**** Records supplied

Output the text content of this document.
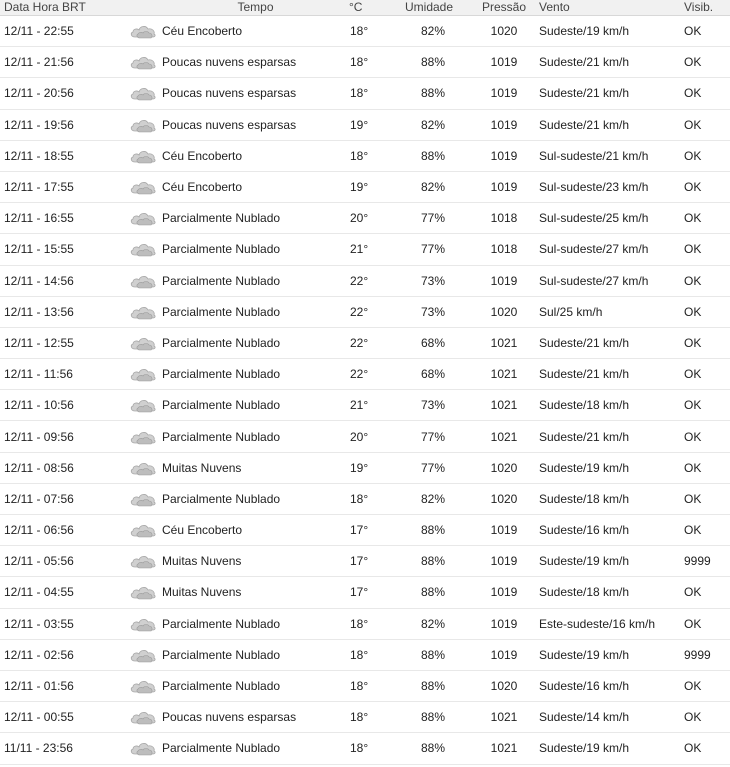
Data Hora BRT		Tempo	°C	Umidade	Pressão	Vento	Visib.
12/11 - 22:55		Céu Encoberto	18°	82%	1020	Sudeste/19 km/h	OK
12/11 - 21:56		Poucas nuvens esparsas	18°	88%	1019	Sudeste/21 km/h	OK
12/11 - 20:56		Poucas nuvens esparsas	18°	88%	1019	Sudeste/21 km/h	OK
12/11 - 19:56		Poucas nuvens esparsas	19°	82%	1019	Sudeste/21 km/h	OK
12/11 - 18:55		Céu Encoberto	18°	88%	1019	Sul-sudeste/21 km/h	OK
12/11 - 17:55		Céu Encoberto	19°	82%	1019	Sul-sudeste/23 km/h	OK
12/11 - 16:55		Parcialmente Nublado	20°	77%	1018	Sul-sudeste/25 km/h	OK
12/11 - 15:55		Parcialmente Nublado	21°	77%	1018	Sul-sudeste/27 km/h	OK
12/11 - 14:56		Parcialmente Nublado	22°	73%	1019	Sul-sudeste/27 km/h	OK
12/11 - 13:56		Parcialmente Nublado	22°	73%	1020	Sul/25 km/h	OK
12/11 - 12:55		Parcialmente Nublado	22°	68%	1021	Sudeste/21 km/h	OK
12/11 - 11:56		Parcialmente Nublado	22°	68%	1021	Sudeste/21 km/h	OK
12/11 - 10:56		Parcialmente Nublado	21°	73%	1021	Sudeste/18 km/h	OK
12/11 - 09:56		Parcialmente Nublado	20°	77%	1021	Sudeste/21 km/h	OK
12/11 - 08:56		Muitas Nuvens	19°	77%	1020	Sudeste/19 km/h	OK
12/11 - 07:56		Parcialmente Nublado	18°	82%	1020	Sudeste/18 km/h	OK
12/11 - 06:56		Céu Encoberto	17°	88%	1019	Sudeste/16 km/h	OK
12/11 - 05:56		Muitas Nuvens	17°	88%	1019	Sudeste/19 km/h	9999
12/11 - 04:55		Muitas Nuvens	17°	88%	1019	Sudeste/18 km/h	OK
12/11 - 03:55		Parcialmente Nublado	18°	82%	1019	Este-sudeste/16 km/h	OK
12/11 - 02:56		Parcialmente Nublado	18°	88%	1019	Sudeste/19 km/h	9999
12/11 - 01:56		Parcialmente Nublado	18°	88%	1020	Sudeste/16 km/h	OK
12/11 - 00:55		Poucas nuvens esparsas	18°	88%	1021	Sudeste/14 km/h	OK
11/11 - 23:56		Parcialmente Nublado	18°	88%	1021	Sudeste/19 km/h	OK
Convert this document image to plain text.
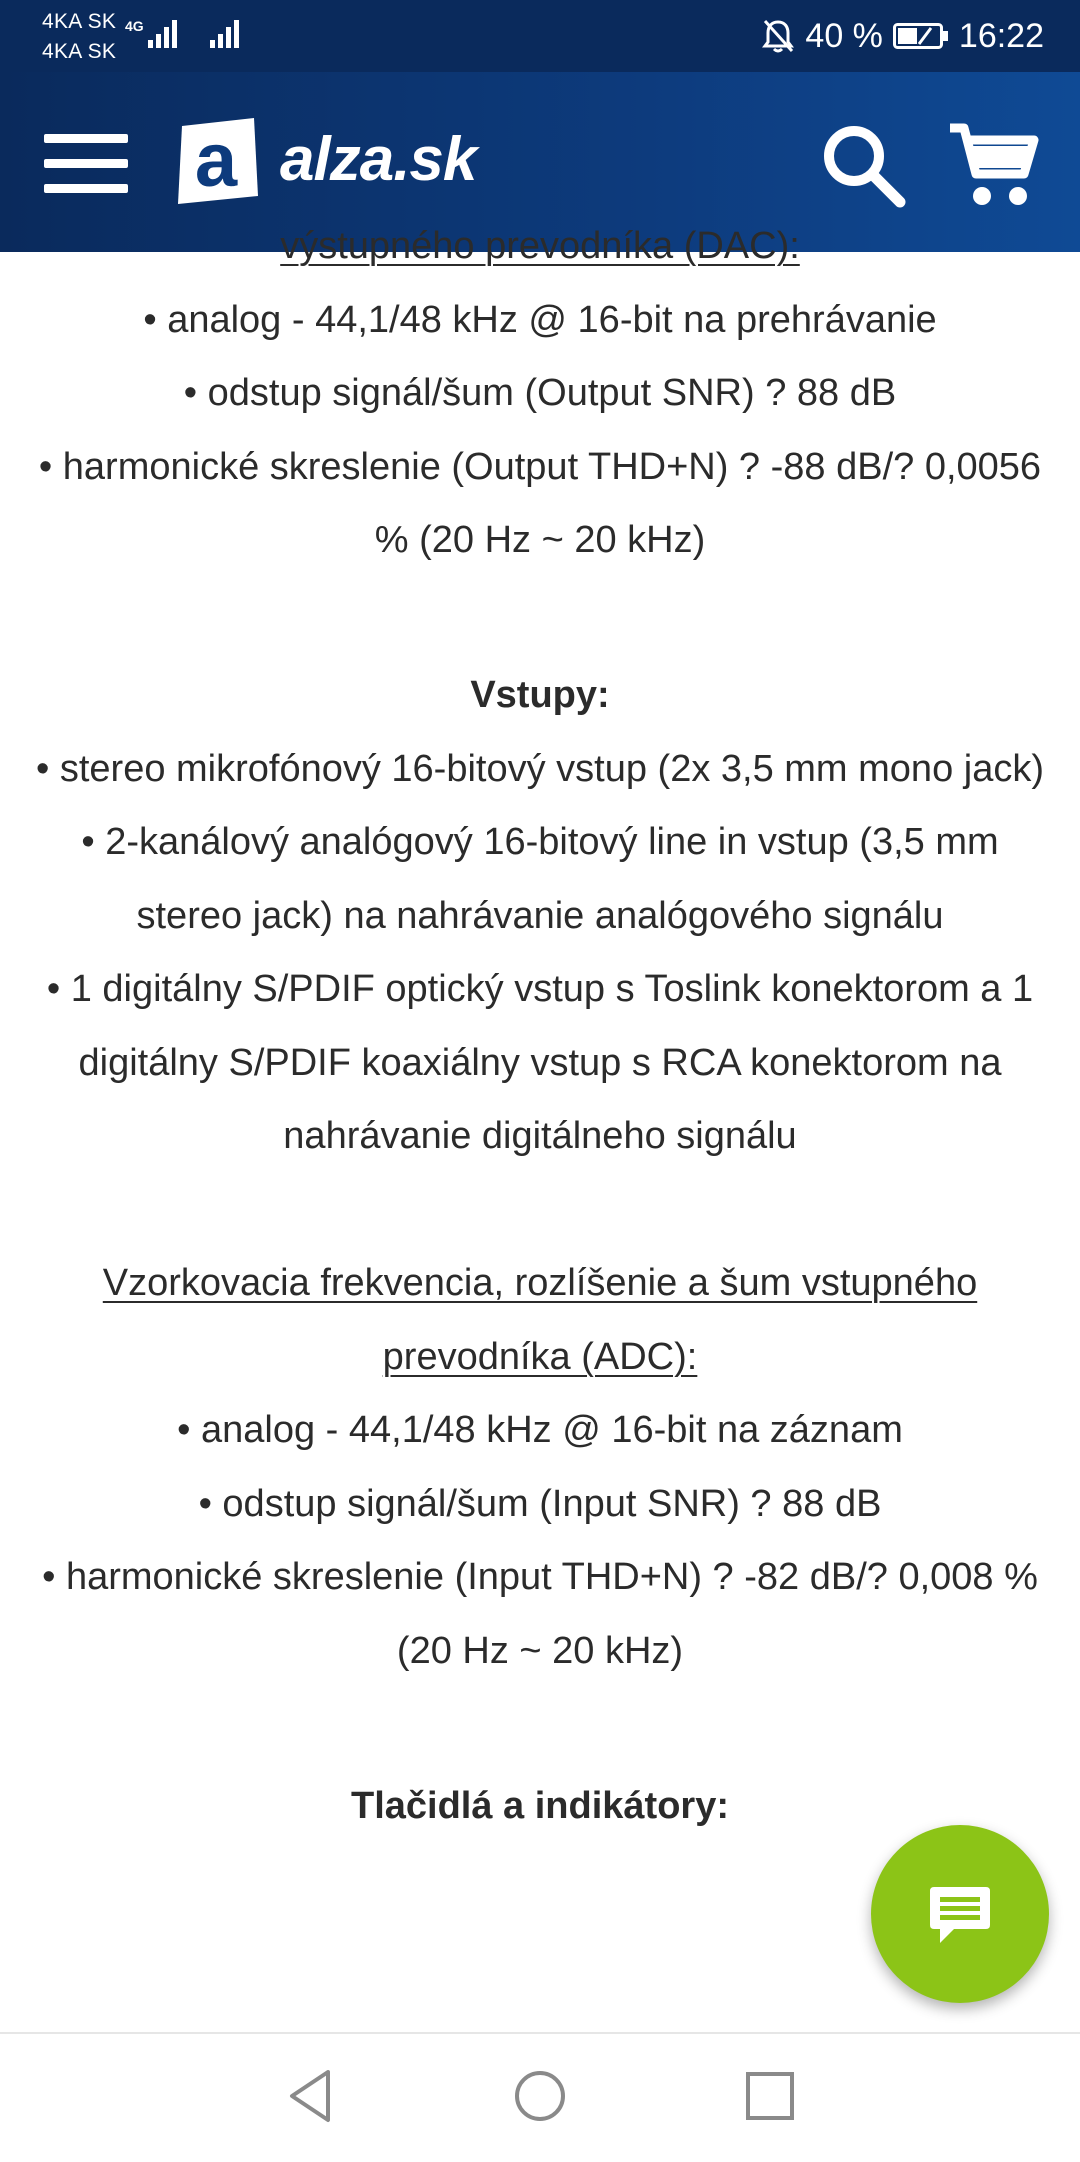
4KA SK
4KA SK
4G	40 % 16:22
a alza.sk

výstupného prevodníka (DAC):

• analog - 44,1/48 kHz @ 16-bit na prehrávanie

• odstup signál/šum (Output SNR) ? 88 dB

• harmonické skreslenie (Output THD+N) ? -88 dB/? 0,0056 % (20 Hz ~ 20 kHz)

Vstupy:

• stereo mikrofónový 16-bitový vstup (2x 3,5 mm mono jack)

• 2-kanálový analógový 16-bitový line in vstup (3,5 mm stereo jack) na nahrávanie analógového signálu

• 1 digitálny S/PDIF optický vstup s Toslink konektorom a 1 digitálny S/PDIF koaxiálny vstup s RCA konektorom na nahrávanie digitálneho signálu

Vzorkovacia frekvencia, rozlíšenie a šum vstupného prevodníka (ADC):

• analog - 44,1/48 kHz @ 16-bit na záznam

• odstup signál/šum (Input SNR) ? 88 dB

• harmonické skreslenie (Input THD+N) ? -82 dB/? 0,008 % (20 Hz ~ 20 kHz)

Tlačidlá a indikátory:
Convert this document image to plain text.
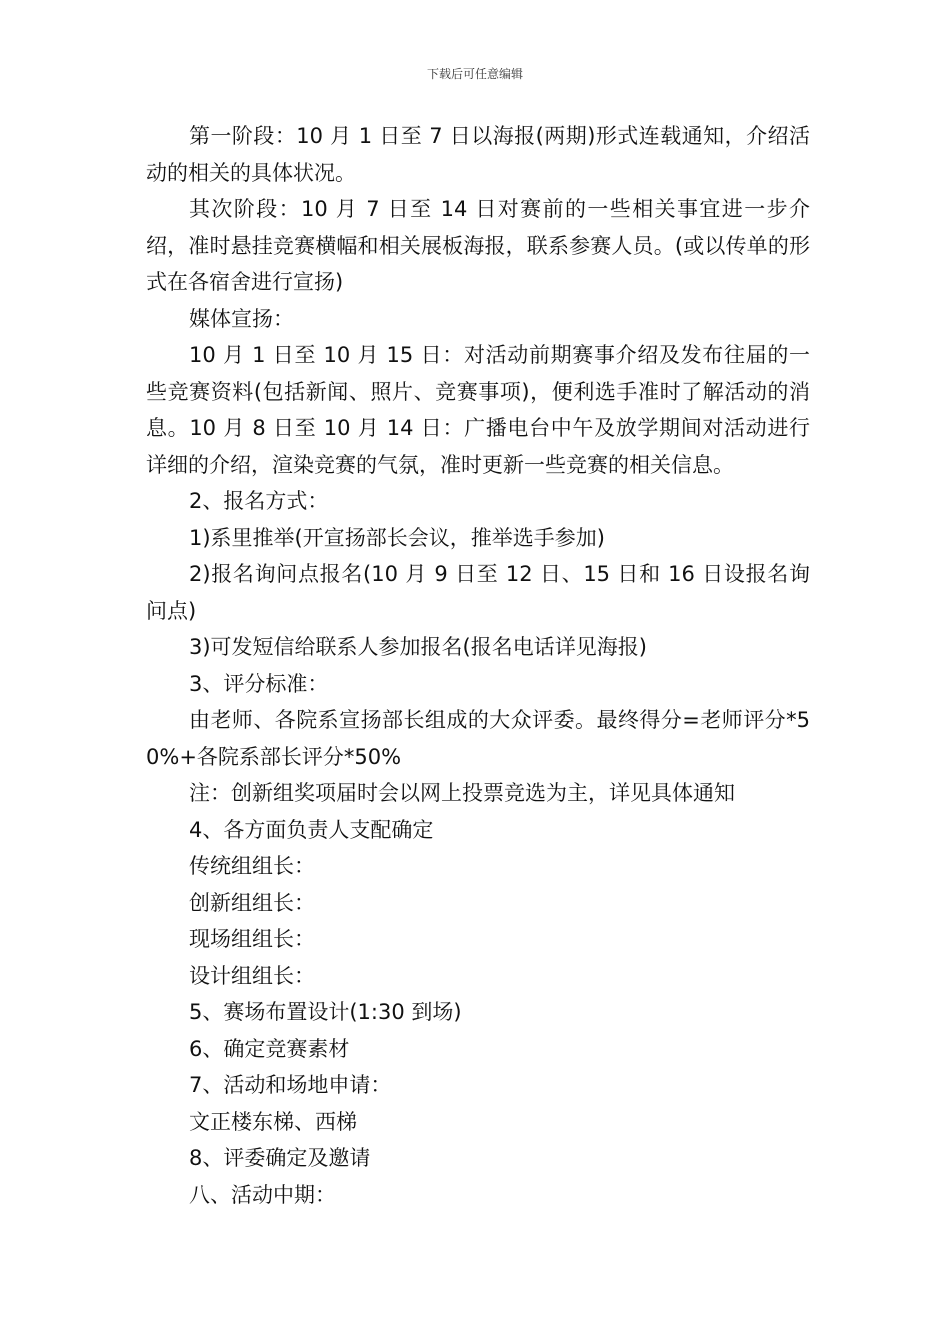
下载后可任意编辑

第一阶段：10 月 1 日至 7 日以海报(两期)形式连载通知，介绍活动的相关的具体状况。

其次阶段：10 月 7 日至 14 日对赛前的一些相关事宜进一步介绍，准时悬挂竞赛横幅和相关展板海报，联系参赛人员。(或以传单的形式在各宿舍进行宣扬)

媒体宣扬：

10 月 1 日至 10 月 15 日：对活动前期赛事介绍及发布往届的一些竞赛资料(包括新闻、照片、竞赛事项)，便利选手准时了解活动的消息。10 月 8 日至 10 月 14 日：广播电台中午及放学期间对活动进行详细的介绍，渲染竞赛的气氛，准时更新一些竞赛的相关信息。

2、报名方式：

1)系里推举(开宣扬部长会议，推举选手参加)

2)报名询问点报名(10 月 9 日至 12 日、15 日和 16 日设报名询问点)

3)可发短信给联系人参加报名(报名电话详见海报)

3、评分标准：

由老师、各院系宣扬部长组成的大众评委。最终得分=老师评分*50%+各院系部长评分*50%

注：创新组奖项届时会以网上投票竞选为主，详见具体通知

4、各方面负责人支配确定

传统组组长：

创新组组长：

现场组组长：

设计组组长：

5、赛场布置设计(1:30 到场)

6、确定竞赛素材

7、活动和场地申请：

文正楼东梯、西梯

8、评委确定及邀请

八、活动中期：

********

Return, from the data, each line that has the word "analog" in it.

• analog - 44,1/48 kHz @ 16-bit na prehrávanie
• analog - 44,1/48 kHz @ 16-bit na záznam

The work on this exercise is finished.